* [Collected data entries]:
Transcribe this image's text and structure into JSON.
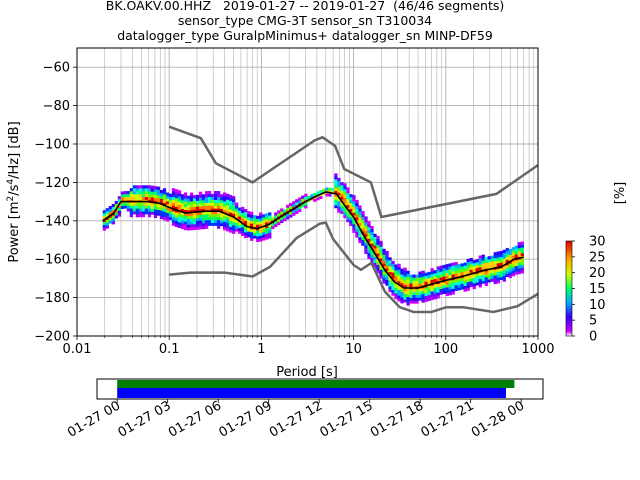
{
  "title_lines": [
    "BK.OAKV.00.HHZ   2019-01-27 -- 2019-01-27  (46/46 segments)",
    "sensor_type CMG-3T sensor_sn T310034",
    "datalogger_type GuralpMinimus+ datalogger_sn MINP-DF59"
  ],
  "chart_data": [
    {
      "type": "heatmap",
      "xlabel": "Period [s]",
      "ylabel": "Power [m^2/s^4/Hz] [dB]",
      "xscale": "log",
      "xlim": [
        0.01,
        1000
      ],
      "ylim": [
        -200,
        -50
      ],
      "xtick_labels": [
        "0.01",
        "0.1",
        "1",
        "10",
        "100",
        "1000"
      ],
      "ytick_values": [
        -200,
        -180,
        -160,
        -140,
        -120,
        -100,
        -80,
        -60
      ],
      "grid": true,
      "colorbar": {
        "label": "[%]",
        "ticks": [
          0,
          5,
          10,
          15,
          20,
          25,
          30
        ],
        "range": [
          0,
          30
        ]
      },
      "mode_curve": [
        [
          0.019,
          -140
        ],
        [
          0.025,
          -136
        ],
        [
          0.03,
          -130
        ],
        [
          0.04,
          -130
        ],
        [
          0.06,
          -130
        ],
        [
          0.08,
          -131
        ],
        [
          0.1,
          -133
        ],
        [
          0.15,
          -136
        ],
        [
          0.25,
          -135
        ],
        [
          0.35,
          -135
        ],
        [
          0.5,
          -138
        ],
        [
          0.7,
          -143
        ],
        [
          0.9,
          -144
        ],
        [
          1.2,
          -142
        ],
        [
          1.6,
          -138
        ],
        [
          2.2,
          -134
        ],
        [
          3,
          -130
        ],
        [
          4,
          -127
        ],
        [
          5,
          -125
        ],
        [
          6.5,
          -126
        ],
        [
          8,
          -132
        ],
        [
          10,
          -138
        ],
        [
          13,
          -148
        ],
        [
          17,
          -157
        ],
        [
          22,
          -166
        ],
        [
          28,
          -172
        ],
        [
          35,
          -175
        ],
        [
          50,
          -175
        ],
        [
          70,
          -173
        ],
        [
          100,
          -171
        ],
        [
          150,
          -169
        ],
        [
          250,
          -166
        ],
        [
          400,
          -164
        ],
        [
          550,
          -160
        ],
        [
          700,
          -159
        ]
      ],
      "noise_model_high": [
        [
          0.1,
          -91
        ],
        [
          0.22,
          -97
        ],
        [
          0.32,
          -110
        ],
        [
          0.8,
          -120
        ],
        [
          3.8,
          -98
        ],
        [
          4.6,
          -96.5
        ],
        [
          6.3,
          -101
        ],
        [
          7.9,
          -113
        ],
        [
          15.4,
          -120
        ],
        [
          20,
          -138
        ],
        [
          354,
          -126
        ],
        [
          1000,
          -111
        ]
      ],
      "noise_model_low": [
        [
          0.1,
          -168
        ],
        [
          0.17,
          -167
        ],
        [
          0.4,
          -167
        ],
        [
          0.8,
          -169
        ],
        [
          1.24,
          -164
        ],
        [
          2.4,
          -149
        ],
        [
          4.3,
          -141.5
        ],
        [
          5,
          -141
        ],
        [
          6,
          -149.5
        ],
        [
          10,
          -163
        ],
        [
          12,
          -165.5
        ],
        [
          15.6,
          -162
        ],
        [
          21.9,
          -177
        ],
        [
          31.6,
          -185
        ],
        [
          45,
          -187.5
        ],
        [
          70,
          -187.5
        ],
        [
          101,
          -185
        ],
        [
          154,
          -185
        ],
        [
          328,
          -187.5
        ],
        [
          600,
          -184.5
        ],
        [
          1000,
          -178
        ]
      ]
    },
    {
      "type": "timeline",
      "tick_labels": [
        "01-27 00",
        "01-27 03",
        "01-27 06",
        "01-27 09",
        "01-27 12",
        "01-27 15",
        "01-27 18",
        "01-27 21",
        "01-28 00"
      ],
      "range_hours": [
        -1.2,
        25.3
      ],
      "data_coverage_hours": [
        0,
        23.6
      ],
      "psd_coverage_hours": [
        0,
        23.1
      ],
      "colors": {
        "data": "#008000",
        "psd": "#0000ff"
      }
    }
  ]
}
* * *
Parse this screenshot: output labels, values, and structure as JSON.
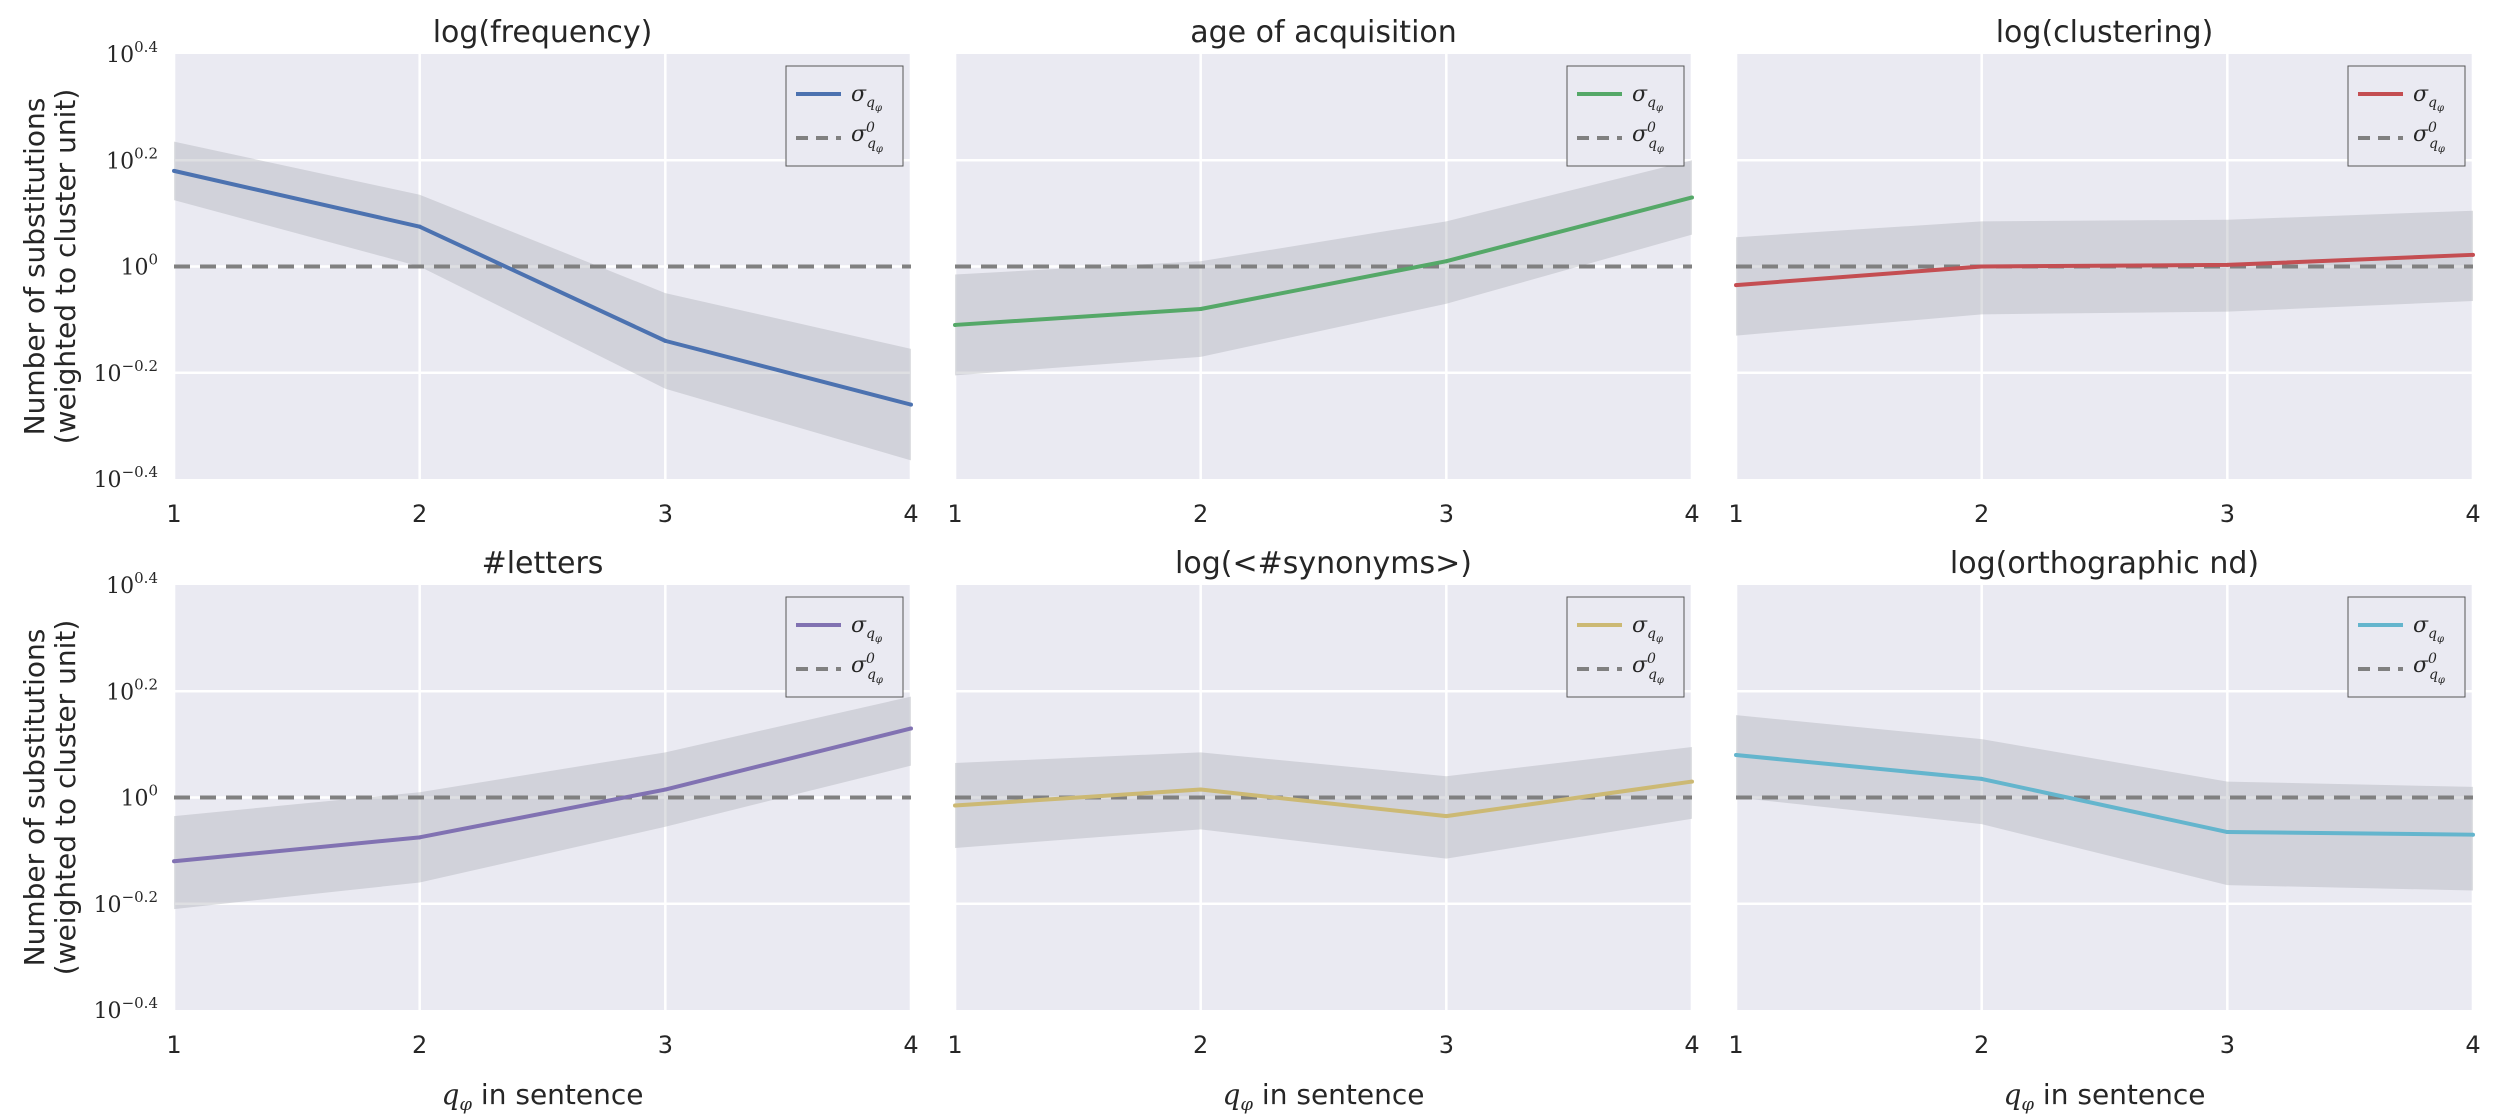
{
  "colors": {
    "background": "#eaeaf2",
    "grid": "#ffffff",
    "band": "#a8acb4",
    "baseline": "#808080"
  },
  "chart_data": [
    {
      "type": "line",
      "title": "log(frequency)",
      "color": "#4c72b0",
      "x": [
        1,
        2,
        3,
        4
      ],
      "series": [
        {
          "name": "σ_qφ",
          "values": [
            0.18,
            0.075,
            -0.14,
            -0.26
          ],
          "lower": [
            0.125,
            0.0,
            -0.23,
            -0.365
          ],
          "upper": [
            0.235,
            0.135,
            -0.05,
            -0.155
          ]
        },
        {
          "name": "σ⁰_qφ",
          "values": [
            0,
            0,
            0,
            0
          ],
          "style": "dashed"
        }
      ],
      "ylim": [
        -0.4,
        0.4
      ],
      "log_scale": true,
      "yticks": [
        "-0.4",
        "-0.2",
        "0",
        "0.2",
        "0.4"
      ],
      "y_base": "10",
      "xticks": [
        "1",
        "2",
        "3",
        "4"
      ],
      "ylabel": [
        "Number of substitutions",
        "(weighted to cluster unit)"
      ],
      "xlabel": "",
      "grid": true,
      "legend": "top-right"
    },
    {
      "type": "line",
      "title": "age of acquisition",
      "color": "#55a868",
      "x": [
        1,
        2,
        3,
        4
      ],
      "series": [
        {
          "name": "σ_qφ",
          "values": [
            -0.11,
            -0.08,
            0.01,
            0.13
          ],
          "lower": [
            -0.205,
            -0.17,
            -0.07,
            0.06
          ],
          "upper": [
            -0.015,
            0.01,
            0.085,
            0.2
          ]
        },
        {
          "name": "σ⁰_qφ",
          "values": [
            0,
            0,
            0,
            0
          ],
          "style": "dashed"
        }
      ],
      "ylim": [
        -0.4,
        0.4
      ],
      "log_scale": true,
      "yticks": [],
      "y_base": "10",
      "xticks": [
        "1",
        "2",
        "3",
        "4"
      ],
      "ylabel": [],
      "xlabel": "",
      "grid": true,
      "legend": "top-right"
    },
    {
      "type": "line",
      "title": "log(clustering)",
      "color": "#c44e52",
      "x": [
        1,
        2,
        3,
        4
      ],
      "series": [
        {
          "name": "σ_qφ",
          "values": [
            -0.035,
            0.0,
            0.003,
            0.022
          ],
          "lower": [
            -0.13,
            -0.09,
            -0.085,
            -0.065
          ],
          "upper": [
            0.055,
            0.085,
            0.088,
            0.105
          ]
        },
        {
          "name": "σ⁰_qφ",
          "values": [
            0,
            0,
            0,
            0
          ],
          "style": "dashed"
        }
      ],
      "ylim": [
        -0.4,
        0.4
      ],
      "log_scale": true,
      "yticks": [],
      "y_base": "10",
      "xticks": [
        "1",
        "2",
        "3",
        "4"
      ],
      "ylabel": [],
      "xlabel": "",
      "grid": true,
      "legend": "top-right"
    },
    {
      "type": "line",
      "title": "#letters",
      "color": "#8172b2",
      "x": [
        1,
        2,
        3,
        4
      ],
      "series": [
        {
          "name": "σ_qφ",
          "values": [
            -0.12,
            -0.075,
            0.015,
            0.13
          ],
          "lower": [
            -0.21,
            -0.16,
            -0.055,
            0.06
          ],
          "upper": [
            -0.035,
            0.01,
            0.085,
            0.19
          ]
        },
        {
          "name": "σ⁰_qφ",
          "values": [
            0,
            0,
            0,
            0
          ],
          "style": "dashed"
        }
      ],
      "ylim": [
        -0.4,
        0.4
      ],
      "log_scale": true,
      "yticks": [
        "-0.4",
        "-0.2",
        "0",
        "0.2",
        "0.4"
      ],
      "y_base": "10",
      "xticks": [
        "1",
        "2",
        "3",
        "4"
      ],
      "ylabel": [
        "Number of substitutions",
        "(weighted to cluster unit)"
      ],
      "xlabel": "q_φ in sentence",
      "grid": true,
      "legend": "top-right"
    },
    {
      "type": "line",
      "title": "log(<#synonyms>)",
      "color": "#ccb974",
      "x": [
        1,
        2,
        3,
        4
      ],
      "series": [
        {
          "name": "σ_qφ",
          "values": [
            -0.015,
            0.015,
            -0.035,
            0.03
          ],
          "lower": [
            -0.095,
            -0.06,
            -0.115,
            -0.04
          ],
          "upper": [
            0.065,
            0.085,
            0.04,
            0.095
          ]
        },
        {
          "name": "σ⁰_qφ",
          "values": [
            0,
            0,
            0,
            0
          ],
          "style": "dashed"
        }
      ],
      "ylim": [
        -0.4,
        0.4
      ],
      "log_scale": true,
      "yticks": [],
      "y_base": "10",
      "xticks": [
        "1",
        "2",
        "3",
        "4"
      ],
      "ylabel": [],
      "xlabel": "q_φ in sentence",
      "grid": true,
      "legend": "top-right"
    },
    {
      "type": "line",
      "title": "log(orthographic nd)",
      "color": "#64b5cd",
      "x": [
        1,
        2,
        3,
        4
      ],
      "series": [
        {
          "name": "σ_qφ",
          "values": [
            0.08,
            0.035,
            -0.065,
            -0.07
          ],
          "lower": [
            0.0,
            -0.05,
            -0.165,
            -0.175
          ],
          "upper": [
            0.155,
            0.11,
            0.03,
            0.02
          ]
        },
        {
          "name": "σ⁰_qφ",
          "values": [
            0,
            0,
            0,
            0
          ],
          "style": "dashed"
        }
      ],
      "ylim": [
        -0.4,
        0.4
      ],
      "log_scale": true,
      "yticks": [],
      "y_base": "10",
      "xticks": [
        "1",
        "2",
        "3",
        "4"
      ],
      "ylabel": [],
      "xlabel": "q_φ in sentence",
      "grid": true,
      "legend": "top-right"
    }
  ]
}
...
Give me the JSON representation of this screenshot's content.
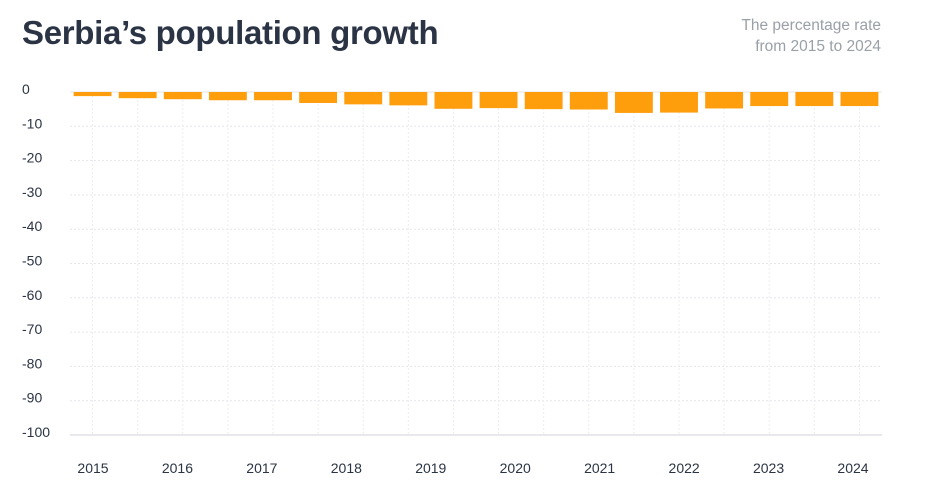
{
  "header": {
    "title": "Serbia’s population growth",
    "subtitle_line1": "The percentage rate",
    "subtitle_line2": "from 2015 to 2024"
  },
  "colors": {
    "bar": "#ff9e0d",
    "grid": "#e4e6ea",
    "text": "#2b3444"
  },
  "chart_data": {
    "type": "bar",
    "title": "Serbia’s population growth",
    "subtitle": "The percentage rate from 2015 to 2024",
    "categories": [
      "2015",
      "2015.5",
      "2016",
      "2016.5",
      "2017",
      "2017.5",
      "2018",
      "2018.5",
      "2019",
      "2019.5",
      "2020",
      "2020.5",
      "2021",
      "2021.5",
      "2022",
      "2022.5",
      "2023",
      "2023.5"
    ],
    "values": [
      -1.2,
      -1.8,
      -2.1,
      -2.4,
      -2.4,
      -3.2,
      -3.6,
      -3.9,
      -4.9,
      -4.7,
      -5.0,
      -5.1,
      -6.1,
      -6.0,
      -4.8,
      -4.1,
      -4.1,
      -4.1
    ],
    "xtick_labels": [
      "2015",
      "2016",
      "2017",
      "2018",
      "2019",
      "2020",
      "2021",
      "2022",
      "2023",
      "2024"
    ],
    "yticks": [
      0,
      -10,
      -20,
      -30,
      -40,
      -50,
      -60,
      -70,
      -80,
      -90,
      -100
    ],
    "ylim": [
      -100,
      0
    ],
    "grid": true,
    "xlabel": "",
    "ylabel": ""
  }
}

* [Problem statement]: Wherever "rate" shows up in a line, copy that line.

* [Written answer]:
    "subtitle_line1": "The percentage rate",
    "subtitle": "The percentage rate from 2015 to 2024",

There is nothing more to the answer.